Stated exercise >> Pick out each line with the word "screenshot" from the material that follows.

Rows >>
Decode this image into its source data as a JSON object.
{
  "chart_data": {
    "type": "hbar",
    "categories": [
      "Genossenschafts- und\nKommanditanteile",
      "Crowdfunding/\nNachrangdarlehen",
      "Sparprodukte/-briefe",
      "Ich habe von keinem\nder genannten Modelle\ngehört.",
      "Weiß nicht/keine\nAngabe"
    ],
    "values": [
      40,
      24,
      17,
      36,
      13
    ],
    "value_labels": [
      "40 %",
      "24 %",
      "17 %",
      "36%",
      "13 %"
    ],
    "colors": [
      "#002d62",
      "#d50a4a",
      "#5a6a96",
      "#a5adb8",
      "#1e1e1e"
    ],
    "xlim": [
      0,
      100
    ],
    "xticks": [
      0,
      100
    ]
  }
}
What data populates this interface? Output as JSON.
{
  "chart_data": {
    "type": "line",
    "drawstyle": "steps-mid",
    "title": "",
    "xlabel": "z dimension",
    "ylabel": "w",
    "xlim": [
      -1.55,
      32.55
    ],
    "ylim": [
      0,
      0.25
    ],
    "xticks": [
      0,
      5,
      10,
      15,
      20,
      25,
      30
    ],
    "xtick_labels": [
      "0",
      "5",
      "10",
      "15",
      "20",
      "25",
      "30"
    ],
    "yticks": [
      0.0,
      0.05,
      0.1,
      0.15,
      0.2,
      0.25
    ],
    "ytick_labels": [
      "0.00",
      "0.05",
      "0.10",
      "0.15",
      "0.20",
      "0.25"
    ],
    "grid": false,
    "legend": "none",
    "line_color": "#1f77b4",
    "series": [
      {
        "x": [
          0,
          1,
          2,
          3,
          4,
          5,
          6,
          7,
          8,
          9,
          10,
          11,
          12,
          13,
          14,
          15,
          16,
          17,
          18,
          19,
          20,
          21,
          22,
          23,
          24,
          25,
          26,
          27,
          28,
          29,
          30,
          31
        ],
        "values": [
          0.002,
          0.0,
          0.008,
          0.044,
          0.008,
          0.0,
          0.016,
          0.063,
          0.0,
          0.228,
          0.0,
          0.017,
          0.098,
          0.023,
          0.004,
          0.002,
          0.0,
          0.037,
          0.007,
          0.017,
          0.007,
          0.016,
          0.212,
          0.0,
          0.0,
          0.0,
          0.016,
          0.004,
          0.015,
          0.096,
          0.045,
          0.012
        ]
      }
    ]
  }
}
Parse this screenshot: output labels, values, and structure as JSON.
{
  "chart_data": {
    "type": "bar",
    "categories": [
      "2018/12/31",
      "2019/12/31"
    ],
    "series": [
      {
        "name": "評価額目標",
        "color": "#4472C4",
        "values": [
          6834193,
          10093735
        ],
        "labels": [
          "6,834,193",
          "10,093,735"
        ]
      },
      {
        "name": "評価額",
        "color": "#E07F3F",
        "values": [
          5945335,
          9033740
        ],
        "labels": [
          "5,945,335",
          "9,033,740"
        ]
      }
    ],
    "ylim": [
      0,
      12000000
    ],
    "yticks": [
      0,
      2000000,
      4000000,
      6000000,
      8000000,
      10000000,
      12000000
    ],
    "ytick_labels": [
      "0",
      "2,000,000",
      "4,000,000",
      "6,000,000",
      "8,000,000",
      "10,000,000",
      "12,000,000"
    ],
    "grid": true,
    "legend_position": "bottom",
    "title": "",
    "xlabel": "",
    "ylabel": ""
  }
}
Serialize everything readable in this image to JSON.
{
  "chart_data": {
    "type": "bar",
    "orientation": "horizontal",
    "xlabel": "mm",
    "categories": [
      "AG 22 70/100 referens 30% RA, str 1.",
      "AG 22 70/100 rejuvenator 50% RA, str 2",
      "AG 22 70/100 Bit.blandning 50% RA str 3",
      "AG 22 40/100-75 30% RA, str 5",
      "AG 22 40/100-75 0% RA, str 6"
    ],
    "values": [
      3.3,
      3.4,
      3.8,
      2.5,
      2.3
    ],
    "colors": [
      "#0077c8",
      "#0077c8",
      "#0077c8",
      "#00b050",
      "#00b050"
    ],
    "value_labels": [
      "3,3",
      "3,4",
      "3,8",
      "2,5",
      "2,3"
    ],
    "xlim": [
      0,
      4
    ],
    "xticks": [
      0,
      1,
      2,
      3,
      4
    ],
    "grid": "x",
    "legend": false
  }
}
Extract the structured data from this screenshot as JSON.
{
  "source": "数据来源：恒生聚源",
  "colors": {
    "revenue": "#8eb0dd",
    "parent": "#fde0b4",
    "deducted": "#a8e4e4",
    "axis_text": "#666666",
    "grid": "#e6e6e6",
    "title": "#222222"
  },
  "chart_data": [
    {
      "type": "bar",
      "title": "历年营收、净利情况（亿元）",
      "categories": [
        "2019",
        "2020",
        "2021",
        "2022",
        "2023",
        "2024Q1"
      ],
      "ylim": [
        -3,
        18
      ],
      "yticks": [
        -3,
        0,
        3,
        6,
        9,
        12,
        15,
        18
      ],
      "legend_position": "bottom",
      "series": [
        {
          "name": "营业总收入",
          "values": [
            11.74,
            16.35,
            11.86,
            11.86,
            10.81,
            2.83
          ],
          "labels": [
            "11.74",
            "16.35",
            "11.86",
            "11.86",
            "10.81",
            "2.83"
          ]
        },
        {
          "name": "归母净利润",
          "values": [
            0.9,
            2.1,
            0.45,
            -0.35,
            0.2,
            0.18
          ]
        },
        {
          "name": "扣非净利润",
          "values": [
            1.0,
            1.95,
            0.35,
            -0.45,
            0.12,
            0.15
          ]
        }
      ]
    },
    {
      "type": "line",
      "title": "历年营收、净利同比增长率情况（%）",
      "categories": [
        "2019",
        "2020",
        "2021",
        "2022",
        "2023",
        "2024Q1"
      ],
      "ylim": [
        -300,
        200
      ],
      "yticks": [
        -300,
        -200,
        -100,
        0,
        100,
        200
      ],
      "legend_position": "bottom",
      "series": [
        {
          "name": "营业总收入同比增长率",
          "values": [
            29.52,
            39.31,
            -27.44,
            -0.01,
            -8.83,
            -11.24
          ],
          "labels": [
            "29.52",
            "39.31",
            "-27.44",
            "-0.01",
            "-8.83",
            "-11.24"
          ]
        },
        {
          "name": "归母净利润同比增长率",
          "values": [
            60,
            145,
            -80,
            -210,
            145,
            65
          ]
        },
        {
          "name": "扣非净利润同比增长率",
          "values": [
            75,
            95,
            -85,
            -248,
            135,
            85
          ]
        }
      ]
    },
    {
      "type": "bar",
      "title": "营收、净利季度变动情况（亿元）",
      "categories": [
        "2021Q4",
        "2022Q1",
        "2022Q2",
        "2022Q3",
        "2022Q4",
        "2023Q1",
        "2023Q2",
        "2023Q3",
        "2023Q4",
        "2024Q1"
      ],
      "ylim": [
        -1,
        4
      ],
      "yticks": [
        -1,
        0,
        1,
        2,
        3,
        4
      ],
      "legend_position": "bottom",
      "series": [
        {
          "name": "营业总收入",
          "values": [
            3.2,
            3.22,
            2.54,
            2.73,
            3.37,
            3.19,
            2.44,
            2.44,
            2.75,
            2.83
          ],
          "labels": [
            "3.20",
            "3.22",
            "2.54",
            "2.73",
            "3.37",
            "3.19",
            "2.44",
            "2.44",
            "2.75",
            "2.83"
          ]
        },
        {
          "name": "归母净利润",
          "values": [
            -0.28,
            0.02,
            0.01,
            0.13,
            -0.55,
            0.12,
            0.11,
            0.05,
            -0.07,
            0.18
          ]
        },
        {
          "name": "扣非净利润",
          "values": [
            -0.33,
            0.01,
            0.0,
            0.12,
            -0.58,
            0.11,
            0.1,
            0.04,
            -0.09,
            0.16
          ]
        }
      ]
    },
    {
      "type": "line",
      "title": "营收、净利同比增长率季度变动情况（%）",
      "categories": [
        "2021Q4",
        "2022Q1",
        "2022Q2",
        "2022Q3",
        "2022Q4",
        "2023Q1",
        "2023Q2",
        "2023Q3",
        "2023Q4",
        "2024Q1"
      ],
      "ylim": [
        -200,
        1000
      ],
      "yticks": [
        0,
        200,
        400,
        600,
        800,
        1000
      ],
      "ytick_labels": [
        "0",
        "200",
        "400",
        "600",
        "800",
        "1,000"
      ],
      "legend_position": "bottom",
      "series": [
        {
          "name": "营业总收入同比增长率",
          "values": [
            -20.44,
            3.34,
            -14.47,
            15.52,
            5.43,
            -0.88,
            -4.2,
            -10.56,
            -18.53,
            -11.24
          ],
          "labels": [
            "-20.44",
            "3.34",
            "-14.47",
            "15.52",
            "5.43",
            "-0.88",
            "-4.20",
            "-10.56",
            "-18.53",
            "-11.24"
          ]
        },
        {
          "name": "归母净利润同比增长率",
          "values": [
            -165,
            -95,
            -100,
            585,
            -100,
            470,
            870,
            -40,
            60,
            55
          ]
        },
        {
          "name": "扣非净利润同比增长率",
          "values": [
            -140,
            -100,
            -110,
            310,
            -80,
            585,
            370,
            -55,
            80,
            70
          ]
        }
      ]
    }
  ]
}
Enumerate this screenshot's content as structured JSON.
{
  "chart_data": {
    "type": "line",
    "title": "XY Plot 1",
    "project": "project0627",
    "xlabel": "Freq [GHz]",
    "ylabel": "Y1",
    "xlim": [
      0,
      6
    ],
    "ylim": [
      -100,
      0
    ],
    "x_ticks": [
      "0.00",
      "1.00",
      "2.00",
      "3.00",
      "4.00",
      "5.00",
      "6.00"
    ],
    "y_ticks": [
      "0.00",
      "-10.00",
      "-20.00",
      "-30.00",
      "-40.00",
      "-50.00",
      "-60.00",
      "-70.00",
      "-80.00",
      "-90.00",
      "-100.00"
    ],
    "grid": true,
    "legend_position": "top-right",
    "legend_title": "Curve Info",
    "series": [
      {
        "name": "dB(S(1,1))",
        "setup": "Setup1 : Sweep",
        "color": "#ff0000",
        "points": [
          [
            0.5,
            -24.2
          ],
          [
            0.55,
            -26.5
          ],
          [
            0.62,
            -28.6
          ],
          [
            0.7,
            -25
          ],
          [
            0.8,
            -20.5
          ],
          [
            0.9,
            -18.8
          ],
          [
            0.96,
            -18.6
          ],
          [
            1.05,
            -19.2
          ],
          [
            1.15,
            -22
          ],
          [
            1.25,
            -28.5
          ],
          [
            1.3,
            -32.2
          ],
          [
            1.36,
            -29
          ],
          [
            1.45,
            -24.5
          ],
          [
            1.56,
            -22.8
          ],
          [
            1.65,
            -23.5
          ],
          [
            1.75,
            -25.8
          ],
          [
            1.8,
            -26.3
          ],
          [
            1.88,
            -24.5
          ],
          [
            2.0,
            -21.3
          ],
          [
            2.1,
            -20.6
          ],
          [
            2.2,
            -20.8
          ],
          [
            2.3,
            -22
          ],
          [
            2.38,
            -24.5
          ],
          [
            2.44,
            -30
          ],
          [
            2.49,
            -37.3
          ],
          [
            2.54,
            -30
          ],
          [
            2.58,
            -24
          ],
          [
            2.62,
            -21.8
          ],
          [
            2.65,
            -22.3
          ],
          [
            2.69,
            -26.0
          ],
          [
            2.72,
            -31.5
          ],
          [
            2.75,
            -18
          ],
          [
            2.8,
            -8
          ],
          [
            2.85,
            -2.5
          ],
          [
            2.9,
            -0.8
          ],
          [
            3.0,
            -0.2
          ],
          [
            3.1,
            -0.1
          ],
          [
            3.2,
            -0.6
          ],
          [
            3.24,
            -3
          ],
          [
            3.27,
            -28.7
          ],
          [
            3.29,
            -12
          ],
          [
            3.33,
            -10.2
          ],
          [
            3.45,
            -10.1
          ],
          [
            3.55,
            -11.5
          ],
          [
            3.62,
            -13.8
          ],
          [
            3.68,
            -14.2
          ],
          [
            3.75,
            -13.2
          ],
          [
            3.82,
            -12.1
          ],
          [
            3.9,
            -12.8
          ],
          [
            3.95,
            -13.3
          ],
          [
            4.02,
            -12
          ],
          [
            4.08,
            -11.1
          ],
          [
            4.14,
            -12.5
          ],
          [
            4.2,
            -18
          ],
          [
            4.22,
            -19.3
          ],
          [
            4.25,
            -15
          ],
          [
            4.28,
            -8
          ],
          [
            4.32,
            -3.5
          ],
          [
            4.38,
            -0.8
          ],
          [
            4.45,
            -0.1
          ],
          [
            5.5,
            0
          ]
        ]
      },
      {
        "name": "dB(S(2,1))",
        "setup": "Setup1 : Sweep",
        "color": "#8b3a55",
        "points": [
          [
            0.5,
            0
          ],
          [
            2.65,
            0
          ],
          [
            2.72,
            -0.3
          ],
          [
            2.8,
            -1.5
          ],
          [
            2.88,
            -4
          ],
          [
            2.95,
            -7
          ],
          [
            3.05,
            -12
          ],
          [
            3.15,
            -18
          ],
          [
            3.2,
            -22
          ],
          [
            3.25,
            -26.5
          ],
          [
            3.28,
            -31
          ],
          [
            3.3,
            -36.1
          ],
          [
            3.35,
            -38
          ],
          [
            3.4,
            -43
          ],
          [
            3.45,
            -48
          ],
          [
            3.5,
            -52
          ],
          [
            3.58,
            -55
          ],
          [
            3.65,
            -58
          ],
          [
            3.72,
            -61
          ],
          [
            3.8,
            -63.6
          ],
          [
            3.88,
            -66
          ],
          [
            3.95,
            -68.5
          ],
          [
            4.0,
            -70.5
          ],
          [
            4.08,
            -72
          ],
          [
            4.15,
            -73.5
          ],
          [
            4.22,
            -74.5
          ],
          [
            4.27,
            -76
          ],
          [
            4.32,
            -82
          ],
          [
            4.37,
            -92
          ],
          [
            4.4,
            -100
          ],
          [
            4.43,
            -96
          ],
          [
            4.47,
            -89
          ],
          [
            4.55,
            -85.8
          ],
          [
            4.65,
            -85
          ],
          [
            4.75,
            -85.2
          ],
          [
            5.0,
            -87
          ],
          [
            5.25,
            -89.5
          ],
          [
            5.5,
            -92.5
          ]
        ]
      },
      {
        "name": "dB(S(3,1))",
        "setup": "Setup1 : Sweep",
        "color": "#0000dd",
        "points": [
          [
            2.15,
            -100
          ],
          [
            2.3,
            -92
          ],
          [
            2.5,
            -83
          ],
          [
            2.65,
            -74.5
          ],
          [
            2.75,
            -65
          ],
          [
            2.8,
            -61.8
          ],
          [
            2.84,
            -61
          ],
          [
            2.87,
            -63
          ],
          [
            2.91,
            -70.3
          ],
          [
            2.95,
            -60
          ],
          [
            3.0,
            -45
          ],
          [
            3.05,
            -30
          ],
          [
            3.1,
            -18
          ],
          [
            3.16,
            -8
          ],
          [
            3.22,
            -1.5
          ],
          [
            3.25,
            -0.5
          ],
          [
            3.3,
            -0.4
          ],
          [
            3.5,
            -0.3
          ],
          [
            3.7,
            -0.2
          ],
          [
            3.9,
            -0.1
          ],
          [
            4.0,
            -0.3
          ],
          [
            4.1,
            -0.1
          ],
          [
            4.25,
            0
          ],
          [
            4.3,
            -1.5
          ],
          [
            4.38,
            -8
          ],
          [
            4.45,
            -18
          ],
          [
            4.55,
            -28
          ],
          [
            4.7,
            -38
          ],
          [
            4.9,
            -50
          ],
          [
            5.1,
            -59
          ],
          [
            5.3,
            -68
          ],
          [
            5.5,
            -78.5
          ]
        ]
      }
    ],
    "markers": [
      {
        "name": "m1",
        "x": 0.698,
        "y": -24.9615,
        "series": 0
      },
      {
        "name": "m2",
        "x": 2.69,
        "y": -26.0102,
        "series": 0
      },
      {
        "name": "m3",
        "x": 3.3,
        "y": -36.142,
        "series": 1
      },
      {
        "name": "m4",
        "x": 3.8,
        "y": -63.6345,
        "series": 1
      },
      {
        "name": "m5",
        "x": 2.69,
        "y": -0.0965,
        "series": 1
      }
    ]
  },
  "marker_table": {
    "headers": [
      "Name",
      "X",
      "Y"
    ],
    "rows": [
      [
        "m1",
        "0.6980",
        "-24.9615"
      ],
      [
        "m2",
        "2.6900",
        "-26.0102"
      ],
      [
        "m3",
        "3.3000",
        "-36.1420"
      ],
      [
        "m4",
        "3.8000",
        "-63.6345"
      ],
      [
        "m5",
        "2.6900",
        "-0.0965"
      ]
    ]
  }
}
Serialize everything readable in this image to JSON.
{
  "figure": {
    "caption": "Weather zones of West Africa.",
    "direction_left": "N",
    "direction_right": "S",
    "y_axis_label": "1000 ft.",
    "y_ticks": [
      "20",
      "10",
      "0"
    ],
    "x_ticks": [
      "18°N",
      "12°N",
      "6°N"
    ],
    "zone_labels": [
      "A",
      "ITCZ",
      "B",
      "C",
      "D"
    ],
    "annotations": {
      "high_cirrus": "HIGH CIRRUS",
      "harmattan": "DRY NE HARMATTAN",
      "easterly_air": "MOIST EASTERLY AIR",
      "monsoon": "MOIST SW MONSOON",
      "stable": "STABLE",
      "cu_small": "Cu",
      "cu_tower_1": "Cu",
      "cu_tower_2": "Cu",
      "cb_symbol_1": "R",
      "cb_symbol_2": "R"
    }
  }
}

Written answer >>
Parse this screenshot: output labels, values, and structure as JSON.
Extract the structured data from this screenshot as JSON.
Enumerate this screenshot's content as structured JSON.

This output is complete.